What is being asked:
Reproduce all lines of the listing below in which the word "claimed" occurs.

Material provided:
(begin)

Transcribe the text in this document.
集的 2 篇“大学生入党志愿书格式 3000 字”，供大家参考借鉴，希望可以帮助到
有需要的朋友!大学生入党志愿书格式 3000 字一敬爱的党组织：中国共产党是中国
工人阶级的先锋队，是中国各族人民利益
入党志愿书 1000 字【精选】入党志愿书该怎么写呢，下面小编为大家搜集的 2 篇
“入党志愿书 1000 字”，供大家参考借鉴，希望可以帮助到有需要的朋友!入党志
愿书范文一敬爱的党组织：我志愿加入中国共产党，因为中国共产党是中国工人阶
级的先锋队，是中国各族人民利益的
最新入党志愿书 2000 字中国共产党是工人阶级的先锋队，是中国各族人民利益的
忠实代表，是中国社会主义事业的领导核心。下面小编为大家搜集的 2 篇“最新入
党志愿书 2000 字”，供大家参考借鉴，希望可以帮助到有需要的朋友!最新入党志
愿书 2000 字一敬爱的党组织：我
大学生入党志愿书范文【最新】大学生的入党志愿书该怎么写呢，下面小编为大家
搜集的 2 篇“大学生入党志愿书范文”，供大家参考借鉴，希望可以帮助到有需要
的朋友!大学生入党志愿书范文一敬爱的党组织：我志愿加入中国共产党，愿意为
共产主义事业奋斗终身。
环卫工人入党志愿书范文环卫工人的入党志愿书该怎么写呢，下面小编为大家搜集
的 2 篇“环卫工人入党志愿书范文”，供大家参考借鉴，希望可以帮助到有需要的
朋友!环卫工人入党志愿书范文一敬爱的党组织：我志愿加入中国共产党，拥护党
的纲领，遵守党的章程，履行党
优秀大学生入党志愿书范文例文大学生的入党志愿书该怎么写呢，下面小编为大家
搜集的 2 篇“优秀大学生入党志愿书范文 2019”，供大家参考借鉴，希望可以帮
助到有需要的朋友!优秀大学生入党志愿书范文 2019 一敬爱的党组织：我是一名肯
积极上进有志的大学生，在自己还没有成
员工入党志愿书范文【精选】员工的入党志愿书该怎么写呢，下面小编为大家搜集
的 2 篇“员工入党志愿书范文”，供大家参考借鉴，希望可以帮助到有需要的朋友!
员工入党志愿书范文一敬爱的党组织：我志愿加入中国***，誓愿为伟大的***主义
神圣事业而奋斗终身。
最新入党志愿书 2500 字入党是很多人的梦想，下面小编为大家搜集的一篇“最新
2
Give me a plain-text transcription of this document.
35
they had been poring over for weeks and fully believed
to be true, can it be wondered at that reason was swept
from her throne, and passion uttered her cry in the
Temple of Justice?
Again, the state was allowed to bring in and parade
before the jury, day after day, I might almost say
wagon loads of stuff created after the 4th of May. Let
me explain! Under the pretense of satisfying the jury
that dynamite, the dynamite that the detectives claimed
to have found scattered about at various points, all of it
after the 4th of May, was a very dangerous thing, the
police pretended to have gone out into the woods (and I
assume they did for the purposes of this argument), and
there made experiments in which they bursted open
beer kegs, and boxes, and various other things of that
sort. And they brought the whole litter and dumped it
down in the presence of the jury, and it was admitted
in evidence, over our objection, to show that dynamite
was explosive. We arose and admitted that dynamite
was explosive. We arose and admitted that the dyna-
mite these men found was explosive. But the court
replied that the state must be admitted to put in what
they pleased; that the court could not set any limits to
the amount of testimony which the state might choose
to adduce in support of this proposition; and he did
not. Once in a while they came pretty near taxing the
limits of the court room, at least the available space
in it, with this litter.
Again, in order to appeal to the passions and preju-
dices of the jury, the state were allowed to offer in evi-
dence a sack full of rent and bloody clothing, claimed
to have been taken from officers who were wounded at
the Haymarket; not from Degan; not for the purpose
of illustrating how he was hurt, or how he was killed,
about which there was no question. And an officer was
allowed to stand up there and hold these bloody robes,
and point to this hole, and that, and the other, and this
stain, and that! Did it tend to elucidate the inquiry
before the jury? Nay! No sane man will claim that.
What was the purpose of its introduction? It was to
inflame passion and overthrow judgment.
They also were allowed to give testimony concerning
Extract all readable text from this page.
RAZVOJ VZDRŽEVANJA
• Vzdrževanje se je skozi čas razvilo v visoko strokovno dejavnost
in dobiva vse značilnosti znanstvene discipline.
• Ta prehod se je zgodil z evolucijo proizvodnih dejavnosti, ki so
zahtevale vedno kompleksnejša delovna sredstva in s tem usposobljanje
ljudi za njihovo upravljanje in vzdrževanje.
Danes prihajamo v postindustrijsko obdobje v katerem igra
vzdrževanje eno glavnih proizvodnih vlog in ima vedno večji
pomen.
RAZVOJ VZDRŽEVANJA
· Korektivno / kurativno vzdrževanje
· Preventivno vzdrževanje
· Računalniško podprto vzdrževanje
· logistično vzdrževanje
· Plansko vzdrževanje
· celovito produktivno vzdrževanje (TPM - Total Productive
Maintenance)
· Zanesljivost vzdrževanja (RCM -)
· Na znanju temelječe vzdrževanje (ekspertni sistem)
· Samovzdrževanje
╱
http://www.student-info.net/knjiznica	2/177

(end)

Finished task:
that dynamite, the dynamite that the detectives claimed
dence a sack full of rent and bloody clothing, claimed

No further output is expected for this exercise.